### INFORMATION SHOWN
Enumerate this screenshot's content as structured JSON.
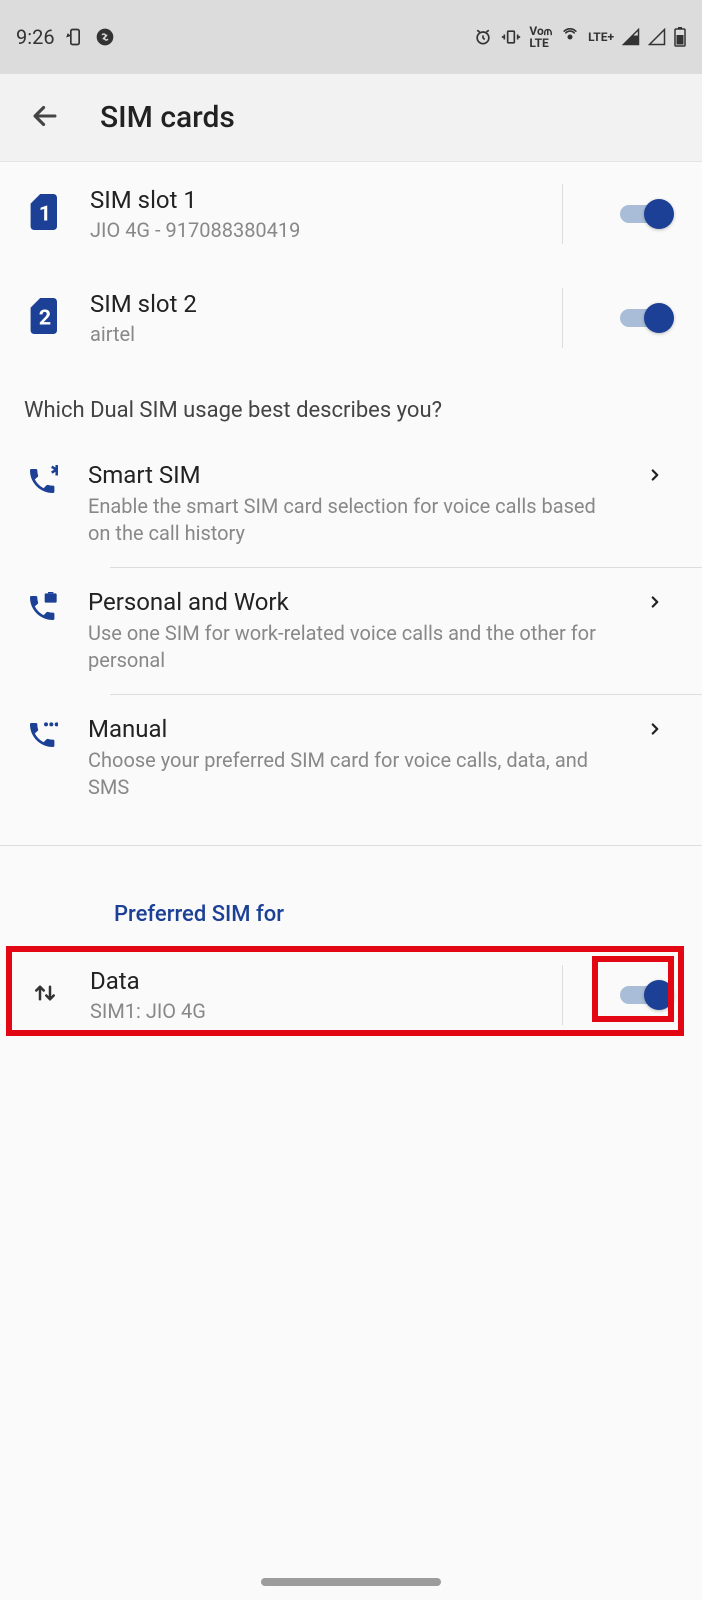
{
  "status": {
    "time": "9:26",
    "net_label": "LTE+"
  },
  "appbar": {
    "title": "SIM cards"
  },
  "sim_slots": [
    {
      "name": "SIM slot 1",
      "sub": "JIO 4G - 917088380419",
      "num": "1"
    },
    {
      "name": "SIM slot 2",
      "sub": "airtel",
      "num": "2"
    }
  ],
  "dual_sim_header": "Which Dual SIM usage best describes you?",
  "options": {
    "smart": {
      "title": "Smart SIM",
      "desc": "Enable the smart SIM card selection for voice calls based on the call history"
    },
    "personal": {
      "title": "Personal and Work",
      "desc": "Use one SIM for work-related voice calls and the other for personal"
    },
    "manual": {
      "title": "Manual",
      "desc": "Choose your preferred SIM card for voice calls, data, and SMS"
    }
  },
  "preferred": {
    "header": "Preferred SIM for",
    "data_title": "Data",
    "data_sub": "SIM1: JIO 4G"
  }
}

### YOUR INSTRUCTIONS
Transcribe the whole listing, character for character, but not its images.

### RESPONSE
Enumerate this screenshot's content as structured JSON.
{
  "status": {
    "time": "9:26",
    "net_label": "LTE+"
  },
  "appbar": {
    "title": "SIM cards"
  },
  "sim_slots": [
    {
      "name": "SIM slot 1",
      "sub": "JIO 4G - 917088380419",
      "num": "1"
    },
    {
      "name": "SIM slot 2",
      "sub": "airtel",
      "num": "2"
    }
  ],
  "dual_sim_header": "Which Dual SIM usage best describes you?",
  "options": {
    "smart": {
      "title": "Smart SIM",
      "desc": "Enable the smart SIM card selection for voice calls based on the call history"
    },
    "personal": {
      "title": "Personal and Work",
      "desc": "Use one SIM for work-related voice calls and the other for personal"
    },
    "manual": {
      "title": "Manual",
      "desc": "Choose your preferred SIM card for voice calls, data, and SMS"
    }
  },
  "preferred": {
    "header": "Preferred SIM for",
    "data_title": "Data",
    "data_sub": "SIM1: JIO 4G"
  }
}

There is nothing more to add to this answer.